## Start DATA EXTRACT

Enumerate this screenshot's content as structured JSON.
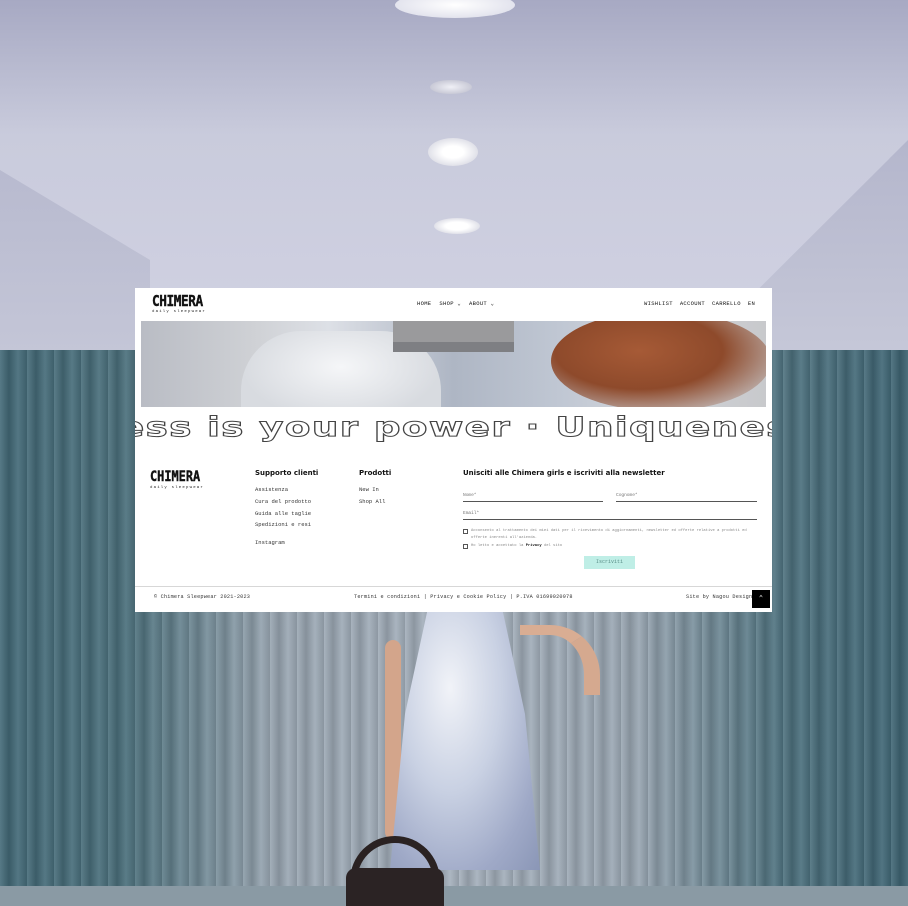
{
  "header": {
    "logo_word": "CHIMERA",
    "logo_tagline": "daily sleepwear",
    "nav": [
      "HOME",
      "SHOP ⌄",
      "ABOUT ⌄"
    ],
    "nav_right": [
      "WISHLIST",
      "ACCOUNT",
      "CARRELLO",
      "EN"
    ]
  },
  "marquee": {
    "text": "ess is your power · Uniqueness is yo"
  },
  "footer": {
    "logo_word": "CHIMERA",
    "logo_tagline": "daily sleepwear",
    "support": {
      "title": "Supporto clienti",
      "links": [
        "Assistenza",
        "Cura del prodotto",
        "Guida alle taglie",
        "Spedizioni e resi",
        "Instagram"
      ]
    },
    "products": {
      "title": "Prodotti",
      "links": [
        "New In",
        "Shop All"
      ]
    },
    "newsletter": {
      "title": "Unisciti alle Chimera girls e iscriviti alla newsletter",
      "name_placeholder": "Nome*",
      "surname_placeholder": "Cognome*",
      "email_placeholder": "Email*",
      "consent_marketing": "Acconsento al trattamento dei miei dati per il ricevimento di aggiornamenti, newsletter ed offerte relative a prodotti ed offerte inerenti all'azienda.",
      "consent_privacy_prefix": "Ho letto e accettato la",
      "consent_privacy_link": "Privacy",
      "consent_privacy_suffix": "del sito",
      "subscribe_label": "Iscriviti"
    }
  },
  "bottom_bar": {
    "copyright": "© Chimera Sleepwear 2021-2023",
    "legal": "Termini e condizioni | Privacy e Cookie Policy | P.IVA 01699020978",
    "credit": "Site by Nagou Design"
  },
  "colors": {
    "subscribe_bg": "#bfeee6",
    "text": "#111111"
  },
  "icons": {
    "scroll_top": "chevron-up-icon"
  }
}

## End DATA EXTRACT

From the data above, copy each line where the string "newsletter" appears.

### EXPECTED ANSWER:
    "newsletter": {
      "title": "Unisciti alle Chimera girls e iscriviti alla newsletter",
      "consent_marketing": "Acconsento al trattamento dei miei dati per il ricevimento di aggiornamenti, newsletter ed offerte relative a prodotti ed offerte inerenti all'azienda.",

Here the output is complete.